-- BEGIN RECORDS FOR THIS TASK --
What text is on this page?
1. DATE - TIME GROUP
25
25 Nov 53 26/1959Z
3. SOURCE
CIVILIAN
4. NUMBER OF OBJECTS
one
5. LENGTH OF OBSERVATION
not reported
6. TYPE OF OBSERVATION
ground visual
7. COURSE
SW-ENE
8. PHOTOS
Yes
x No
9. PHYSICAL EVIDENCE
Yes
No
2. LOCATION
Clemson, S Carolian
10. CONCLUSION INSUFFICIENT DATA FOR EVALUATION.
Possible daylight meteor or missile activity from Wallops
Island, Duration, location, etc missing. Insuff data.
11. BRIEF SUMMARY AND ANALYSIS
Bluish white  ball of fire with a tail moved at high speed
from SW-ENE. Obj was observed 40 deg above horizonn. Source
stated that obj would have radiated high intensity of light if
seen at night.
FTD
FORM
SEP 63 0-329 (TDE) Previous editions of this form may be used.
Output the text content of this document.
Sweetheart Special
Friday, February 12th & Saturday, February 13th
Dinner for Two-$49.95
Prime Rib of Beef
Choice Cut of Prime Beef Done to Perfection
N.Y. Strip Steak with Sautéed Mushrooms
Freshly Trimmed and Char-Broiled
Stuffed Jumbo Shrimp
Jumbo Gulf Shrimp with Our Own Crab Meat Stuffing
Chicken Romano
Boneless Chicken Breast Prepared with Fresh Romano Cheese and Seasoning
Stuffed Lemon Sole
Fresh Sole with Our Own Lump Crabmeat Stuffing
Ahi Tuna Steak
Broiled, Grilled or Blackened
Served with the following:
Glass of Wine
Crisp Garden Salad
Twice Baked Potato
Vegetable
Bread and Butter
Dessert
-- END RECORDS FOR THIS TASK --
PROBLEM DESCRIPTION
Give back, unchanged, every line from the one with "Output the text content of this document." to the end of the entries above.

THE RESULT
Output the text content of this document.
Sweetheart Special
Friday, February 12th & Saturday, February 13th
Dinner for Two-$49.95
Prime Rib of Beef
Choice Cut of Prime Beef Done to Perfection
N.Y. Strip Steak with Sautéed Mushrooms
Freshly Trimmed and Char-Broiled
Stuffed Jumbo Shrimp
Jumbo Gulf Shrimp with Our Own Crab Meat Stuffing
Chicken Romano
Boneless Chicken Breast Prepared with Fresh Romano Cheese and Seasoning
Stuffed Lemon Sole
Fresh Sole with Our Own Lump Crabmeat Stuffing
Ahi Tuna Steak
Broiled, Grilled or Blackened
Served with the following:
Glass of Wine
Crisp Garden Salad
Twice Baked Potato
Vegetable
Bread and Butter
Dessert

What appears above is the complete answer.